■ **Collected data entries**
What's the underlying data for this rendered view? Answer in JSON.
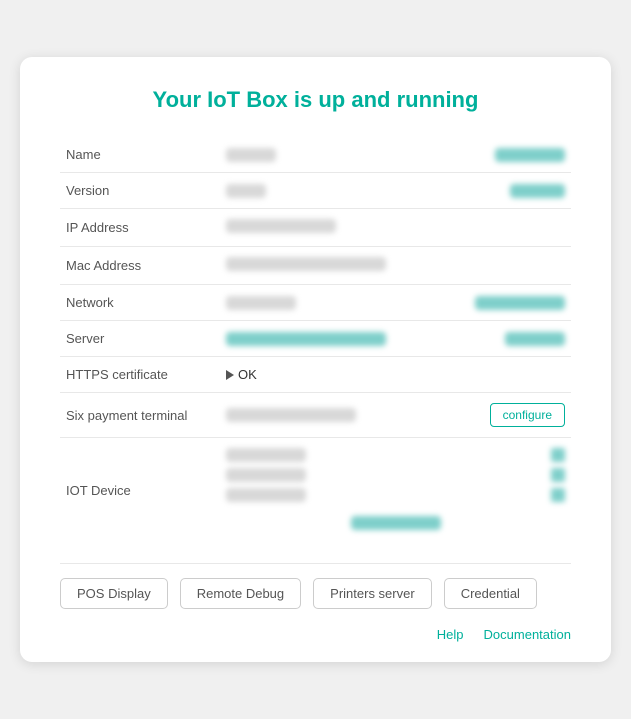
{
  "page": {
    "title": "Your IoT Box is up and running"
  },
  "fields": {
    "name_label": "Name",
    "version_label": "Version",
    "ip_address_label": "IP Address",
    "mac_address_label": "Mac Address",
    "network_label": "Network",
    "server_label": "Server",
    "https_label": "HTTPS certificate",
    "six_payment_label": "Six payment terminal",
    "iot_device_label": "IOT Device",
    "https_status": "OK",
    "configure_label": "configure"
  },
  "footer_buttons": {
    "pos_display": "POS Display",
    "remote_debug": "Remote Debug",
    "printers_server": "Printers server",
    "credential": "Credential"
  },
  "footer_links": {
    "help": "Help",
    "documentation": "Documentation"
  }
}
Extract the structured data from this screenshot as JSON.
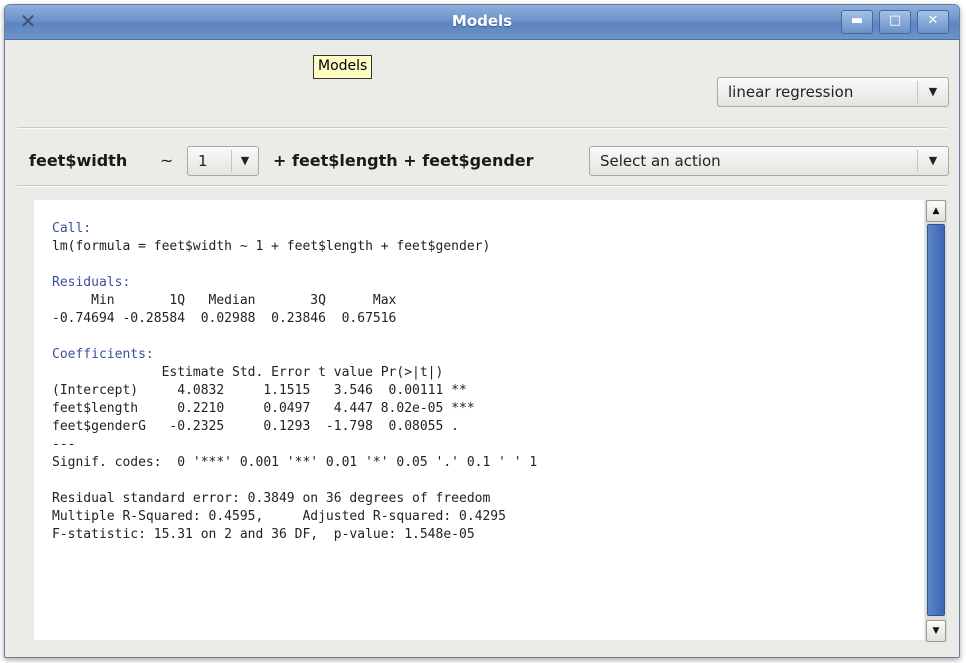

■ **TASK DIRECTIONS**
Print out every entry above without changing a word, and leave out the pictures.

■ **EXPECTED ANSWER**
What's the underlying data for this rendered view? Answer in JSON.
{
  "page": {
    "title": "Your IoT Box is up and running"
  },
  "fields": {
    "name_label": "Name",
    "version_label": "Version",
    "ip_address_label": "IP Address",
    "mac_address_label": "Mac Address",
    "network_label": "Network",
    "server_label": "Server",
    "https_label": "HTTPS certificate",
    "six_payment_label": "Six payment terminal",
    "iot_device_label": "IOT Device",
    "https_status": "OK",
    "configure_label": "configure"
  },
  "footer_buttons": {
    "pos_display": "POS Display",
    "remote_debug": "Remote Debug",
    "printers_server": "Printers server",
    "credential": "Credential"
  },
  "footer_links": {
    "help": "Help",
    "documentation": "Documentation"
  }
}
Extract the structured data from this screenshot as JSON.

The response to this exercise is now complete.